- What the task requires -
Tally the lines below that contain the string "fiber", treating case as significant, and give only the number.

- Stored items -
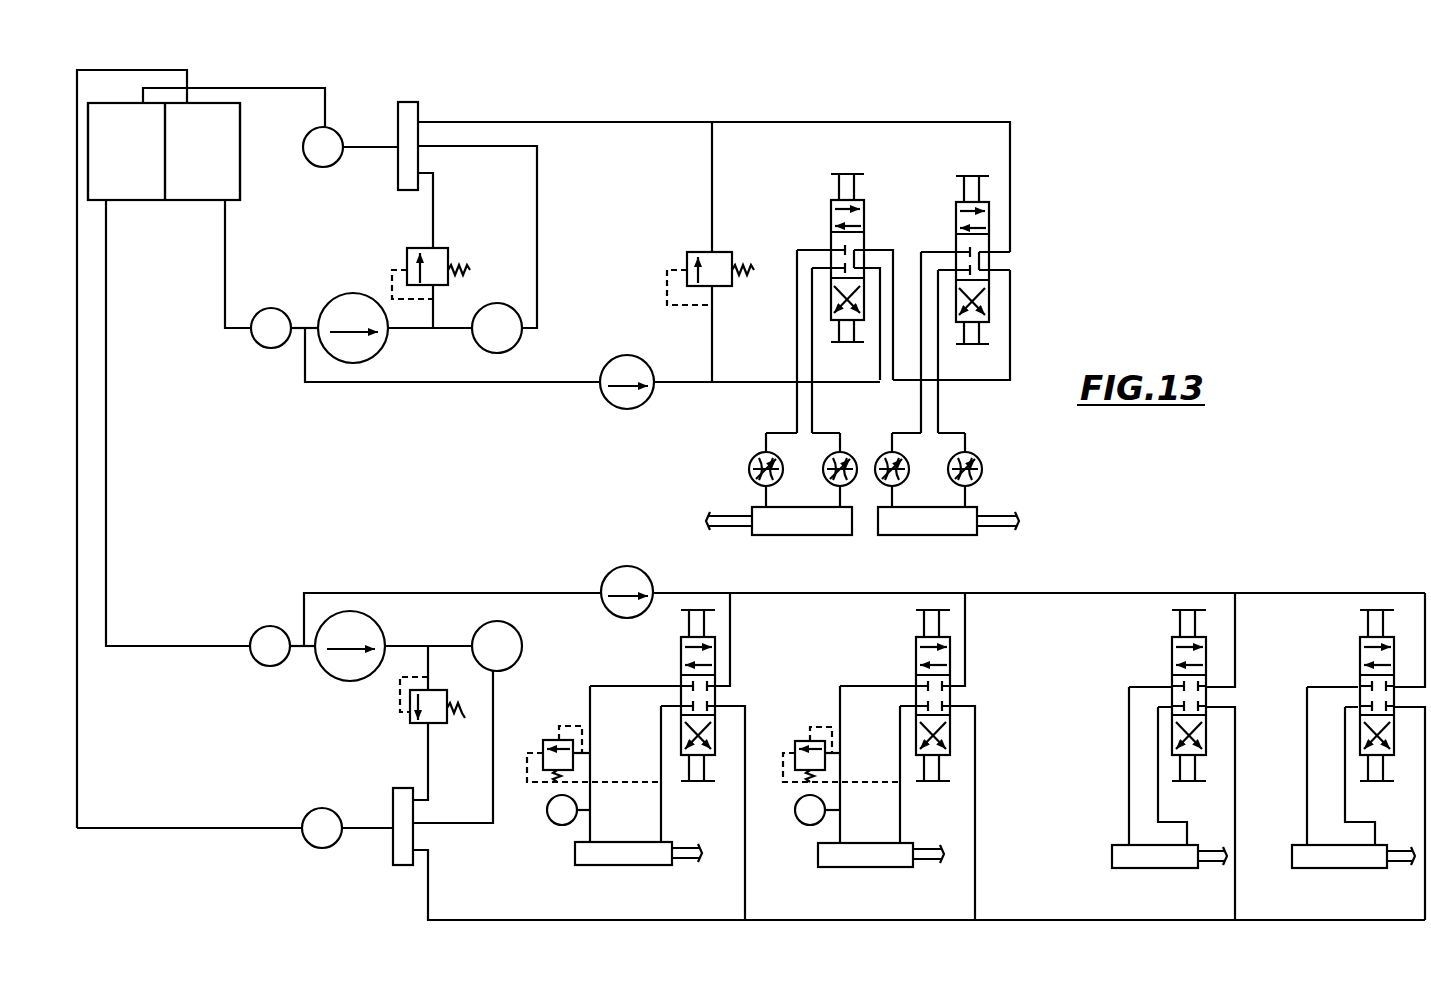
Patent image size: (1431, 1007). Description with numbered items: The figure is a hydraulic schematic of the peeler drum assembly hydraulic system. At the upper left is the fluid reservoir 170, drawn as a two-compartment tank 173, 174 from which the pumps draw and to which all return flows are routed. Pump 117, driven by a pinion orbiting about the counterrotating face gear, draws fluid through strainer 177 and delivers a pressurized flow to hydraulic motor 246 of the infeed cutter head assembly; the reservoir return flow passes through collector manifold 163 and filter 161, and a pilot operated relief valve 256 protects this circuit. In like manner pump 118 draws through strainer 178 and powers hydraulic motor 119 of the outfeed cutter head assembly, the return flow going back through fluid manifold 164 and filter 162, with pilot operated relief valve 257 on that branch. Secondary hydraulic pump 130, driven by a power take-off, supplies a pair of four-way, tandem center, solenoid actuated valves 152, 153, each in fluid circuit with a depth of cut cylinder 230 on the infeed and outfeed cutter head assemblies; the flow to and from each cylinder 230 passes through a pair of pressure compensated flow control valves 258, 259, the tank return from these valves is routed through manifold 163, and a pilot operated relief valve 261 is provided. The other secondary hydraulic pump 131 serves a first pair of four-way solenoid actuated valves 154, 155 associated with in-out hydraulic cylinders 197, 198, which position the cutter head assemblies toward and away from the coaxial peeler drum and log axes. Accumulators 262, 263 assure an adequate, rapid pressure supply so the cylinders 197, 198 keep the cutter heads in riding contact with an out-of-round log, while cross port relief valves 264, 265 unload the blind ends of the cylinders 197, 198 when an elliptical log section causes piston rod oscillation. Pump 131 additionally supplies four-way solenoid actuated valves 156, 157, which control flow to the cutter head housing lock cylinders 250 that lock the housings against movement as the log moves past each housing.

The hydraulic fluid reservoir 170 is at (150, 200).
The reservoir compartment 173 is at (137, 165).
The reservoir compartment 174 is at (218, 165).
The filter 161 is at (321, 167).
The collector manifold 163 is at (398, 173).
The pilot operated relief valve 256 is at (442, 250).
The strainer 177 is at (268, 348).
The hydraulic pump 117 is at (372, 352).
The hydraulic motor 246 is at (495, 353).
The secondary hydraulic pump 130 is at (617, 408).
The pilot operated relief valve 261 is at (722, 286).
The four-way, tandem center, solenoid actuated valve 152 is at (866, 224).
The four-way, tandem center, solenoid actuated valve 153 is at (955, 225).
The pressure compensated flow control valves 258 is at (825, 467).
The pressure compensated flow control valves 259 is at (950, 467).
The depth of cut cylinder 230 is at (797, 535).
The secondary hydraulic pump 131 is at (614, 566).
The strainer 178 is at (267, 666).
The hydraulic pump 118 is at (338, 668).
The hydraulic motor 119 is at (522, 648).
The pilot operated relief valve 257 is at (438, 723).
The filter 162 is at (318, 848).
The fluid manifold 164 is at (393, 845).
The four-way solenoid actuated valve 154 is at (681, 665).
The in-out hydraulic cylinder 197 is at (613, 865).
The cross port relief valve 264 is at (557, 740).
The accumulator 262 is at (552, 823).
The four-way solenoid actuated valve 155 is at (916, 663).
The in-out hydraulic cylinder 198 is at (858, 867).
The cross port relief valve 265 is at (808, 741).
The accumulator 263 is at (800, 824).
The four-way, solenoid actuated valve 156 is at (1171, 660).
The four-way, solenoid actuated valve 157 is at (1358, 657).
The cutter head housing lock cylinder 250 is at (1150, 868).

* * *

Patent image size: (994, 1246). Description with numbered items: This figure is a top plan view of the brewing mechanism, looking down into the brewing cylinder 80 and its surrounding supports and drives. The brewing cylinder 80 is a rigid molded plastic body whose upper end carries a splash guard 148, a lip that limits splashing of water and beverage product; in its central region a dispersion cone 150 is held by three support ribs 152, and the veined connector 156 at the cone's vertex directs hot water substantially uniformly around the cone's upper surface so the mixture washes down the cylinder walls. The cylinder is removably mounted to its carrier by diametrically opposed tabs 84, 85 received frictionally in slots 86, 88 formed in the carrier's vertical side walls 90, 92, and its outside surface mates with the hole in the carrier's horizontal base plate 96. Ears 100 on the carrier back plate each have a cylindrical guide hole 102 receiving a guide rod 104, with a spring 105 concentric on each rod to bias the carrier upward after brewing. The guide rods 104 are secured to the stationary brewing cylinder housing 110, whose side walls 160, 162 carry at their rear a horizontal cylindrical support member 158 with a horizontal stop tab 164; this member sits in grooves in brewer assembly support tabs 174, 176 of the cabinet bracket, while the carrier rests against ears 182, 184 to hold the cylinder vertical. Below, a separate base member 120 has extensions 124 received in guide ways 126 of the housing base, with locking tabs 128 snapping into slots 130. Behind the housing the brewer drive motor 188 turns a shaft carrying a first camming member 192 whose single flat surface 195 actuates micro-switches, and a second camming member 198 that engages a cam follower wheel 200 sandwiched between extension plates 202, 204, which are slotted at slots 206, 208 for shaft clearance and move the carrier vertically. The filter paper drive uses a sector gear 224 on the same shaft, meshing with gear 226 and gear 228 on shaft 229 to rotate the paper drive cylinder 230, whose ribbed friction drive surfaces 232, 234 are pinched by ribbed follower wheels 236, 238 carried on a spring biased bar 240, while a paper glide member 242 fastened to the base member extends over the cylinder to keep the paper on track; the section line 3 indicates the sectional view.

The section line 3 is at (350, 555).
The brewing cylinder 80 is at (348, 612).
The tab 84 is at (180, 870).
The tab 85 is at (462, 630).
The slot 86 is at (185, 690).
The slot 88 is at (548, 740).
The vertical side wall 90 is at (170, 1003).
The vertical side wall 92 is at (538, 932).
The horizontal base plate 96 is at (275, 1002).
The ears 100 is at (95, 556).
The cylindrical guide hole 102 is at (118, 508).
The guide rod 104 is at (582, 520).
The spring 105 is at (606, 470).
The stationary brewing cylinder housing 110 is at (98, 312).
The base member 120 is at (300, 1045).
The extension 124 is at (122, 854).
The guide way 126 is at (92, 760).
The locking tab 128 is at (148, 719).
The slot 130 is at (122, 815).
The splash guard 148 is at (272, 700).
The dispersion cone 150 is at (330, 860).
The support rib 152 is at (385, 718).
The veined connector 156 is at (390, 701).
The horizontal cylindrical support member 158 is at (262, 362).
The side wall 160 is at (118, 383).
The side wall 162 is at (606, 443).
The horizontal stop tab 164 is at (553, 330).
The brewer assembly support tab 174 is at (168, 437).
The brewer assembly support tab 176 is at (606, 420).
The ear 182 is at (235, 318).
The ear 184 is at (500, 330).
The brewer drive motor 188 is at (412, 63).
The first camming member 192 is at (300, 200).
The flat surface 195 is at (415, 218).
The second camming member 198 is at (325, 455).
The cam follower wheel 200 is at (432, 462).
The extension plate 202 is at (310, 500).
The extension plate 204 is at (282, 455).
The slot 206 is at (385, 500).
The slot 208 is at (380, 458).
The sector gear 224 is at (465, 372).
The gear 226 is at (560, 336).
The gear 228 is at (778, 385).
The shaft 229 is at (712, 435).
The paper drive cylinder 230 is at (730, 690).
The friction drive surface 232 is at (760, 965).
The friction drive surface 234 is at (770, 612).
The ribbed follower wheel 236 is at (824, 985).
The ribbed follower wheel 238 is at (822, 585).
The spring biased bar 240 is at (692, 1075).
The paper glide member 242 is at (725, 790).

==

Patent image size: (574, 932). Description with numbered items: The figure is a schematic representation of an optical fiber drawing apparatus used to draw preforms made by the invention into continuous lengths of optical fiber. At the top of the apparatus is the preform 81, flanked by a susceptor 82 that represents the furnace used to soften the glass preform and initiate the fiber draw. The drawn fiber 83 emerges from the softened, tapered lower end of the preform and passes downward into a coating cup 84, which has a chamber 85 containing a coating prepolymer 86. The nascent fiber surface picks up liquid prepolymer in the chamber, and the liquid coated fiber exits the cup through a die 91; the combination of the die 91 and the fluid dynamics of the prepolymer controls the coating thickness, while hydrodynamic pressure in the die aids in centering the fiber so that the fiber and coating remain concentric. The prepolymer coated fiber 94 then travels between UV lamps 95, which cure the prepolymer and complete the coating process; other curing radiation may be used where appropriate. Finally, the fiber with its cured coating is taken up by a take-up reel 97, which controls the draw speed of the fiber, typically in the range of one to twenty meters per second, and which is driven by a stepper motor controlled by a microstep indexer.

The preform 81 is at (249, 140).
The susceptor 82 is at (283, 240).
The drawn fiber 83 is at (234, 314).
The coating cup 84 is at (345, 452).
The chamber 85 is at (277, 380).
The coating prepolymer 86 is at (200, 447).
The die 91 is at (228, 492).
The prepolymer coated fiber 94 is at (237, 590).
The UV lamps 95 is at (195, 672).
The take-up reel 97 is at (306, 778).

- Worked solution -
3